> [What is expected] Repeat the whole listing exactly.

+++

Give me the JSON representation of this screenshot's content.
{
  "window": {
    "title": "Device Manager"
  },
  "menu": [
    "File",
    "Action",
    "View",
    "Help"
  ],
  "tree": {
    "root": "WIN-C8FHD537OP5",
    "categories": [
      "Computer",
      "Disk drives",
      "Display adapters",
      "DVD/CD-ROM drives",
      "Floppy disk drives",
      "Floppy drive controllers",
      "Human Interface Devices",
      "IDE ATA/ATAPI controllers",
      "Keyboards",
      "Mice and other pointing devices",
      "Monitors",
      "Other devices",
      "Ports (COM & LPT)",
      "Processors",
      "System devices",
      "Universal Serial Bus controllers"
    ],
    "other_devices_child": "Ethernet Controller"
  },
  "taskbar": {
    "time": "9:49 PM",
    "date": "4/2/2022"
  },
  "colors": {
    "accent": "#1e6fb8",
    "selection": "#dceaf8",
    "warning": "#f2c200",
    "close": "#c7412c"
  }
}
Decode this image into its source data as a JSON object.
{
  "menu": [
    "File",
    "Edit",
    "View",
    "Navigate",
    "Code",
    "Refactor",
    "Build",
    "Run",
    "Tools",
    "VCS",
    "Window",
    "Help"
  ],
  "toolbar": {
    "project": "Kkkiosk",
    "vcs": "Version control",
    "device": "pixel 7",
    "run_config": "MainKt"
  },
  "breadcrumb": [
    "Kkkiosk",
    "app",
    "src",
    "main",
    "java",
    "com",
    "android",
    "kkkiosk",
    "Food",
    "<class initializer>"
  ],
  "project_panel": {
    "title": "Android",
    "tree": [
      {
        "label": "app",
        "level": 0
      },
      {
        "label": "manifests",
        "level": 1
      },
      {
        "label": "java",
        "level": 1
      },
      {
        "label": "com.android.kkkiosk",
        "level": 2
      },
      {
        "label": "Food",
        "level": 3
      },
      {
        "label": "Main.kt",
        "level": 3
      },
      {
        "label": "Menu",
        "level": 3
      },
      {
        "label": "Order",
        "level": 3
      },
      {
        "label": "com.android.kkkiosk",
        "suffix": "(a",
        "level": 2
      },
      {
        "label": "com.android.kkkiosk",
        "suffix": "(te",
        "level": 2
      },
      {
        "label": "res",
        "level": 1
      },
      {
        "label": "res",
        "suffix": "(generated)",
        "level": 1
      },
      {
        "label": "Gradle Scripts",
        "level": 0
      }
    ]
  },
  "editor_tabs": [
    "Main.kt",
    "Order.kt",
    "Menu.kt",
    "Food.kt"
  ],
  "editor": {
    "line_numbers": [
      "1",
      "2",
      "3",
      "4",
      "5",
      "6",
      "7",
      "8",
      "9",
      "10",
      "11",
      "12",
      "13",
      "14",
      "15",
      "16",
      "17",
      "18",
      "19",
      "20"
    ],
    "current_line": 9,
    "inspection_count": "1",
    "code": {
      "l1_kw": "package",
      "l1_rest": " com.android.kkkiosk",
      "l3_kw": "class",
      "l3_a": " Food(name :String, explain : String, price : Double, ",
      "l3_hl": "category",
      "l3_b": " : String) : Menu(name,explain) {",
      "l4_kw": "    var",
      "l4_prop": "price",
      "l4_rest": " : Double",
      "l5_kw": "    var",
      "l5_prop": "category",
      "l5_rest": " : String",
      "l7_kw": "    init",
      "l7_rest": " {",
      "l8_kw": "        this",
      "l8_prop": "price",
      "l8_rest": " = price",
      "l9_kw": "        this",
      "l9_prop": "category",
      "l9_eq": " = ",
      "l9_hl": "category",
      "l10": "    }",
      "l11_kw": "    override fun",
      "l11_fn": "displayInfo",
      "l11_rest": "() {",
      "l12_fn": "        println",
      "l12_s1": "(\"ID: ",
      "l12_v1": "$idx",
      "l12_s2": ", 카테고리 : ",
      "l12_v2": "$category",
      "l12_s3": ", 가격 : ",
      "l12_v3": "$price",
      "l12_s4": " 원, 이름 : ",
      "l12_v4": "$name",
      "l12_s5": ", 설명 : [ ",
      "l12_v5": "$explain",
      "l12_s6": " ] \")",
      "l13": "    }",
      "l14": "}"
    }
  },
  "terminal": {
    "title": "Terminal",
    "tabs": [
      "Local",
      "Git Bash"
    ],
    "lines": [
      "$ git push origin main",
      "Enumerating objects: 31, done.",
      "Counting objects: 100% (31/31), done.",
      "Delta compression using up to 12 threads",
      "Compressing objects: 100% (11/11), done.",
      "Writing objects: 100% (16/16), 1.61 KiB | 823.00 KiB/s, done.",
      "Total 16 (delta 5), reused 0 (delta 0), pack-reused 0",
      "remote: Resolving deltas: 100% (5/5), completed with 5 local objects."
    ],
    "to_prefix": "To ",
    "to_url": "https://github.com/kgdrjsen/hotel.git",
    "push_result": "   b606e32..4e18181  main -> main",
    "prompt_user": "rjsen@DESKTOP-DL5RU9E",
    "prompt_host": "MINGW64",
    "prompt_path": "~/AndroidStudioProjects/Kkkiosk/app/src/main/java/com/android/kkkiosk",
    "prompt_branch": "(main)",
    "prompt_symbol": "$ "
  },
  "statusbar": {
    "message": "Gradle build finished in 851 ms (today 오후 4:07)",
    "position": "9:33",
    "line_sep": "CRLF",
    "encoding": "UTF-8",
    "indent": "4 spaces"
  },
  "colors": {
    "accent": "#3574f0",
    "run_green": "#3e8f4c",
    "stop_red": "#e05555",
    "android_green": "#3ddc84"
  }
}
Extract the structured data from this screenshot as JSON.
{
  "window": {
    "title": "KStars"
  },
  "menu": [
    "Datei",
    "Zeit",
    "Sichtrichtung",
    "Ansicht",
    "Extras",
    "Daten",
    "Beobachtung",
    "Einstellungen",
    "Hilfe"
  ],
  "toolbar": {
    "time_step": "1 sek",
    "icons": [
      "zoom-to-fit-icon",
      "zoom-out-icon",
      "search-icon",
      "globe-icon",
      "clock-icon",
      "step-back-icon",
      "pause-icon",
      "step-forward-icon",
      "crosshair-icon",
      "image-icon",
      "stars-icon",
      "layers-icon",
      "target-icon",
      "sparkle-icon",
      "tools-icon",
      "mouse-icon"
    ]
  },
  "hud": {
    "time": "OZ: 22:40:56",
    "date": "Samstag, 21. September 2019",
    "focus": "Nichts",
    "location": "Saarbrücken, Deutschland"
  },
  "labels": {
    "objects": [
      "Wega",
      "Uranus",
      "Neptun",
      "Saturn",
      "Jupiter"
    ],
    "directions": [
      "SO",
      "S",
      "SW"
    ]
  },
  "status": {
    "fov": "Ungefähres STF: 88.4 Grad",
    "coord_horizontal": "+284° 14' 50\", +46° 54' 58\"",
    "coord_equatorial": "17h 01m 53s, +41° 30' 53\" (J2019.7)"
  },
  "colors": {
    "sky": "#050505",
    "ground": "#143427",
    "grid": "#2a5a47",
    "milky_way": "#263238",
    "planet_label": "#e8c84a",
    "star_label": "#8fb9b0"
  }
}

+++

> [The response]
Give me the JSON representation of this screenshot's content.
{
  "window": {
    "title": "Device Manager"
  },
  "menu": [
    "File",
    "Action",
    "View",
    "Help"
  ],
  "tree": {
    "root": "WIN-C8FHD537OP5",
    "categories": [
      "Computer",
      "Disk drives",
      "Display adapters",
      "DVD/CD-ROM drives",
      "Floppy disk drives",
      "Floppy drive controllers",
      "Human Interface Devices",
      "IDE ATA/ATAPI controllers",
      "Keyboards",
      "Mice and other pointing devices",
      "Monitors",
      "Other devices",
      "Ports (COM & LPT)",
      "Processors",
      "System devices",
      "Universal Serial Bus controllers"
    ],
    "other_devices_child": "Ethernet Controller"
  },
  "taskbar": {
    "time": "9:49 PM",
    "date": "4/2/2022"
  },
  "colors": {
    "accent": "#1e6fb8",
    "selection": "#dceaf8",
    "warning": "#f2c200",
    "close": "#c7412c"
  }
}
Decode this image into its source data as a JSON object.
{
  "menu": [
    "File",
    "Edit",
    "View",
    "Navigate",
    "Code",
    "Refactor",
    "Build",
    "Run",
    "Tools",
    "VCS",
    "Window",
    "Help"
  ],
  "toolbar": {
    "project": "Kkkiosk",
    "vcs": "Version control",
    "device": "pixel 7",
    "run_config": "MainKt"
  },
  "breadcrumb": [
    "Kkkiosk",
    "app",
    "src",
    "main",
    "java",
    "com",
    "android",
    "kkkiosk",
    "Food",
    "<class initializer>"
  ],
  "project_panel": {
    "title": "Android",
    "tree": [
      {
        "label": "app",
        "level": 0
      },
      {
        "label": "manifests",
        "level": 1
      },
      {
        "label": "java",
        "level": 1
      },
      {
        "label": "com.android.kkkiosk",
        "level": 2
      },
      {
        "label": "Food",
        "level": 3
      },
      {
        "label": "Main.kt",
        "level": 3
      },
      {
        "label": "Menu",
        "level": 3
      },
      {
        "label": "Order",
        "level": 3
      },
      {
        "label": "com.android.kkkiosk",
        "suffix": "(a",
        "level": 2
      },
      {
        "label": "com.android.kkkiosk",
        "suffix": "(te",
        "level": 2
      },
      {
        "label": "res",
        "level": 1
      },
      {
        "label": "res",
        "suffix": "(generated)",
        "level": 1
      },
      {
        "label": "Gradle Scripts",
        "level": 0
      }
    ]
  },
  "editor_tabs": [
    "Main.kt",
    "Order.kt",
    "Menu.kt",
    "Food.kt"
  ],
  "editor": {
    "line_numbers": [
      "1",
      "2",
      "3",
      "4",
      "5",
      "6",
      "7",
      "8",
      "9",
      "10",
      "11",
      "12",
      "13",
      "14",
      "15",
      "16",
      "17",
      "18",
      "19",
      "20"
    ],
    "current_line": 9,
    "inspection_count": "1",
    "code": {
      "l1_kw": "package",
      "l1_rest": " com.android.kkkiosk",
      "l3_kw": "class",
      "l3_a": " Food(name :String, explain : String, price : Double, ",
      "l3_hl": "category",
      "l3_b": " : String) : Menu(name,explain) {",
      "l4_kw": "    var",
      "l4_prop": "price",
      "l4_rest": " : Double",
      "l5_kw": "    var",
      "l5_prop": "category",
      "l5_rest": " : String",
      "l7_kw": "    init",
      "l7_rest": " {",
      "l8_kw": "        this",
      "l8_prop": "price",
      "l8_rest": " = price",
      "l9_kw": "        this",
      "l9_prop": "category",
      "l9_eq": " = ",
      "l9_hl": "category",
      "l10": "    }",
      "l11_kw": "    override fun",
      "l11_fn": "displayInfo",
      "l11_rest": "() {",
      "l12_fn": "        println",
      "l12_s1": "(\"ID: ",
      "l12_v1": "$idx",
      "l12_s2": ", 카테고리 : ",
      "l12_v2": "$category",
      "l12_s3": ", 가격 : ",
      "l12_v3": "$price",
      "l12_s4": " 원, 이름 : ",
      "l12_v4": "$name",
      "l12_s5": ", 설명 : [ ",
      "l12_v5": "$explain",
      "l12_s6": " ] \")",
      "l13": "    }",
      "l14": "}"
    }
  },
  "terminal": {
    "title": "Terminal",
    "tabs": [
      "Local",
      "Git Bash"
    ],
    "lines": [
      "$ git push origin main",
      "Enumerating objects: 31, done.",
      "Counting objects: 100% (31/31), done.",
      "Delta compression using up to 12 threads",
      "Compressing objects: 100% (11/11), done.",
      "Writing objects: 100% (16/16), 1.61 KiB | 823.00 KiB/s, done.",
      "Total 16 (delta 5), reused 0 (delta 0), pack-reused 0",
      "remote: Resolving deltas: 100% (5/5), completed with 5 local objects."
    ],
    "to_prefix": "To ",
    "to_url": "https://github.com/kgdrjsen/hotel.git",
    "push_result": "   b606e32..4e18181  main -> main",
    "prompt_user": "rjsen@DESKTOP-DL5RU9E",
    "prompt_host": "MINGW64",
    "prompt_path": "~/AndroidStudioProjects/Kkkiosk/app/src/main/java/com/android/kkkiosk",
    "prompt_branch": "(main)",
    "prompt_symbol": "$ "
  },
  "statusbar": {
    "message": "Gradle build finished in 851 ms (today 오후 4:07)",
    "position": "9:33",
    "line_sep": "CRLF",
    "encoding": "UTF-8",
    "indent": "4 spaces"
  },
  "colors": {
    "accent": "#3574f0",
    "run_green": "#3e8f4c",
    "stop_red": "#e05555",
    "android_green": "#3ddc84"
  }
}
Extract the structured data from this screenshot as JSON.
{
  "window": {
    "title": "KStars"
  },
  "menu": [
    "Datei",
    "Zeit",
    "Sichtrichtung",
    "Ansicht",
    "Extras",
    "Daten",
    "Beobachtung",
    "Einstellungen",
    "Hilfe"
  ],
  "toolbar": {
    "time_step": "1 sek",
    "icons": [
      "zoom-to-fit-icon",
      "zoom-out-icon",
      "search-icon",
      "globe-icon",
      "clock-icon",
      "step-back-icon",
      "pause-icon",
      "step-forward-icon",
      "crosshair-icon",
      "image-icon",
      "stars-icon",
      "layers-icon",
      "target-icon",
      "sparkle-icon",
      "tools-icon",
      "mouse-icon"
    ]
  },
  "hud": {
    "time": "OZ: 22:40:56",
    "date": "Samstag, 21. September 2019",
    "focus": "Nichts",
    "location": "Saarbrücken, Deutschland"
  },
  "labels": {
    "objects": [
      "Wega",
      "Uranus",
      "Neptun",
      "Saturn",
      "Jupiter"
    ],
    "directions": [
      "SO",
      "S",
      "SW"
    ]
  },
  "status": {
    "fov": "Ungefähres STF: 88.4 Grad",
    "coord_horizontal": "+284° 14' 50\", +46° 54' 58\"",
    "coord_equatorial": "17h 01m 53s, +41° 30' 53\" (J2019.7)"
  },
  "colors": {
    "sky": "#050505",
    "ground": "#143427",
    "grid": "#2a5a47",
    "milky_way": "#263238",
    "planet_label": "#e8c84a",
    "star_label": "#8fb9b0"
  }
}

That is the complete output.